Exactly reproduce the lines from the line containing "Enumerate this screenshot's" to the end of the data below, inclusive, and nothing else.

━━ RAW RECORDS ━━

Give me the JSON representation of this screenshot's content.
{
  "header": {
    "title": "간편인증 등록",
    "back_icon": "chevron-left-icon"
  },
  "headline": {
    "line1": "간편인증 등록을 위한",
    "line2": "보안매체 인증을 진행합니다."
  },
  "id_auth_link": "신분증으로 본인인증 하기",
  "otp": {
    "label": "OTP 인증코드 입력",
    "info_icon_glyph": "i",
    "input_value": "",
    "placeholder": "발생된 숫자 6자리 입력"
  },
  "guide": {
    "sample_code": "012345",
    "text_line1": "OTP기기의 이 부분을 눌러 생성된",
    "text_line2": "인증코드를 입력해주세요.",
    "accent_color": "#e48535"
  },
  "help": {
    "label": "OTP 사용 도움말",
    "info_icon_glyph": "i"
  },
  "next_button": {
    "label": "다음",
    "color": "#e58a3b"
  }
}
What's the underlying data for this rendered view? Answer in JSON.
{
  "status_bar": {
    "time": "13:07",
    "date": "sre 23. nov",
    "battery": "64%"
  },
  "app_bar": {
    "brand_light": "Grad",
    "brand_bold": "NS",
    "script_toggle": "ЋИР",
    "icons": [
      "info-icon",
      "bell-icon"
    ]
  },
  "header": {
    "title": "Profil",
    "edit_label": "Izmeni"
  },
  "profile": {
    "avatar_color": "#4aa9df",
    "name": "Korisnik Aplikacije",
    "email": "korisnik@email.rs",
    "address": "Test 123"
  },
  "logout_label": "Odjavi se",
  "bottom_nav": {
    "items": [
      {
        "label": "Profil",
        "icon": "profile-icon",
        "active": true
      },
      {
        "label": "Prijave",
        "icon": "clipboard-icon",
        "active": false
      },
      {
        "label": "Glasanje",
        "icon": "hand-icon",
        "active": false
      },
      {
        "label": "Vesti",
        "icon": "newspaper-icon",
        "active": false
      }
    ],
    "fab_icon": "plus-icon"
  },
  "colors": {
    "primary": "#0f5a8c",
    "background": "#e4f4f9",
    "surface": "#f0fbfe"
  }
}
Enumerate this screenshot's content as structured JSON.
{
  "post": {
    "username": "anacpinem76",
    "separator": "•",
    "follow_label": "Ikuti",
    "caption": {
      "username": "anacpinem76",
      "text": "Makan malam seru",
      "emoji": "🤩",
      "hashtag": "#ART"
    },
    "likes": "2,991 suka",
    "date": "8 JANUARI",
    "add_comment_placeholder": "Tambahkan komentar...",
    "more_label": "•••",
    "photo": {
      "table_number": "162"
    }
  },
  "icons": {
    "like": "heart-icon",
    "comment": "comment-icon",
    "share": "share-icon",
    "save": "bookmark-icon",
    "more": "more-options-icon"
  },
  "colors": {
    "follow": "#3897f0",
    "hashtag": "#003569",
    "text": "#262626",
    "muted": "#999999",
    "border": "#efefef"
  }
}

━━━

* REPLY *
Enumerate this screenshot's content as structured JSON.
{
  "post": {
    "username": "anacpinem76",
    "separator": "•",
    "follow_label": "Ikuti",
    "caption": {
      "username": "anacpinem76",
      "text": "Makan malam seru",
      "emoji": "🤩",
      "hashtag": "#ART"
    },
    "likes": "2,991 suka",
    "date": "8 JANUARI",
    "add_comment_placeholder": "Tambahkan komentar...",
    "more_label": "•••",
    "photo": {
      "table_number": "162"
    }
  },
  "icons": {
    "like": "heart-icon",
    "comment": "comment-icon",
    "share": "share-icon",
    "save": "bookmark-icon",
    "more": "more-options-icon"
  },
  "colors": {
    "follow": "#3897f0",
    "hashtag": "#003569",
    "text": "#262626",
    "muted": "#999999",
    "border": "#efefef"
  }
}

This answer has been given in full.